━━━━━ Dataset records

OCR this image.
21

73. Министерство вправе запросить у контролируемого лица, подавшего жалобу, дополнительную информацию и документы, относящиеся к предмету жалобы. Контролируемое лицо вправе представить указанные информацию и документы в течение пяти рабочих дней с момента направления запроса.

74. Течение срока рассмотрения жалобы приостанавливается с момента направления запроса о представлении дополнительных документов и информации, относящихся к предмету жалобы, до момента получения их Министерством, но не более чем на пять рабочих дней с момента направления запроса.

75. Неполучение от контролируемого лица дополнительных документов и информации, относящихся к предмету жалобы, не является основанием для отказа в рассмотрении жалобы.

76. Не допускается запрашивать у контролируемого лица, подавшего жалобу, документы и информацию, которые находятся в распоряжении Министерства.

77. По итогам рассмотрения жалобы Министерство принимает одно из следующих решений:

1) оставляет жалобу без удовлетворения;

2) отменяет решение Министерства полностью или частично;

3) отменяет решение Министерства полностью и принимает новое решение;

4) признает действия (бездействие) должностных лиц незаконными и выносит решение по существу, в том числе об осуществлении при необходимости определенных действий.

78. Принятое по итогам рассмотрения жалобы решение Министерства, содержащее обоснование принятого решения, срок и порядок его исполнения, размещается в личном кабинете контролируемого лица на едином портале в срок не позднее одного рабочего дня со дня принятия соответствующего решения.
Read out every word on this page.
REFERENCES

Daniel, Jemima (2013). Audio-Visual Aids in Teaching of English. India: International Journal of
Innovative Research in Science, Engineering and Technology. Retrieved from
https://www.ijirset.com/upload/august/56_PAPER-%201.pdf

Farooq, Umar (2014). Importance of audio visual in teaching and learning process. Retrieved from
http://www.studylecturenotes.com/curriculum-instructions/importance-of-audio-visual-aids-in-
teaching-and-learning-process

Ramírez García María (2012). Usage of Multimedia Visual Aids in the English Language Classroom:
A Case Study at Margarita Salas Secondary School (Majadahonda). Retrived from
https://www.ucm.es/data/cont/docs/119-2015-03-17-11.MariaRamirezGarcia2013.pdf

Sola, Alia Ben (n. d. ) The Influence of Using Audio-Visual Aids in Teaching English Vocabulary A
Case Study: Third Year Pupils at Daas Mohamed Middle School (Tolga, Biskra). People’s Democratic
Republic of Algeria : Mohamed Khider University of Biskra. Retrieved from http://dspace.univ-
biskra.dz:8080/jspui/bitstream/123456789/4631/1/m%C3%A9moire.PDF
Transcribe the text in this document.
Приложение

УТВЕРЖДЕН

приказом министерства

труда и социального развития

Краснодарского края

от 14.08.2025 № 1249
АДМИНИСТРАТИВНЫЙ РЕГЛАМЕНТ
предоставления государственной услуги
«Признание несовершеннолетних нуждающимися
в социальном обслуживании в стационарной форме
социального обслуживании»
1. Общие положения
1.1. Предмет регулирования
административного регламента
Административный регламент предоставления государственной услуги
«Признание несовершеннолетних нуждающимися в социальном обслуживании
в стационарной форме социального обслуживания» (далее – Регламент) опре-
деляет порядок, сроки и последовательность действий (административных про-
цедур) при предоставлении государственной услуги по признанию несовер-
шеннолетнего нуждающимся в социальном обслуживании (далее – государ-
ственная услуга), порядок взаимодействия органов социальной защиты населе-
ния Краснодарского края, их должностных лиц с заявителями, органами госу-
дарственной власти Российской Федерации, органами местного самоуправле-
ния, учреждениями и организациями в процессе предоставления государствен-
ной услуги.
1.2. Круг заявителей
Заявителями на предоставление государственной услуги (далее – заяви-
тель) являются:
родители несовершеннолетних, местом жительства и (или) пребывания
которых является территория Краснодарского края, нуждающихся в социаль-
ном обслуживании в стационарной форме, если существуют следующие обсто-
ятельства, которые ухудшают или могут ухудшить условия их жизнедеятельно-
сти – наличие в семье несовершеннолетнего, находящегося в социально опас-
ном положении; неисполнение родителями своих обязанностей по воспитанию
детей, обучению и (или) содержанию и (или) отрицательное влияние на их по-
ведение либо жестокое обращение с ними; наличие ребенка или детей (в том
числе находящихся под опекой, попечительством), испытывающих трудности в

━━━━━━━━━━

> Set task: From the records above, copy every line that holds the word "learning".

> Written reply:
Farooq, Umar (2014). Importance of audio visual in teaching and learning process. Retrieved from
teaching-and-learning-process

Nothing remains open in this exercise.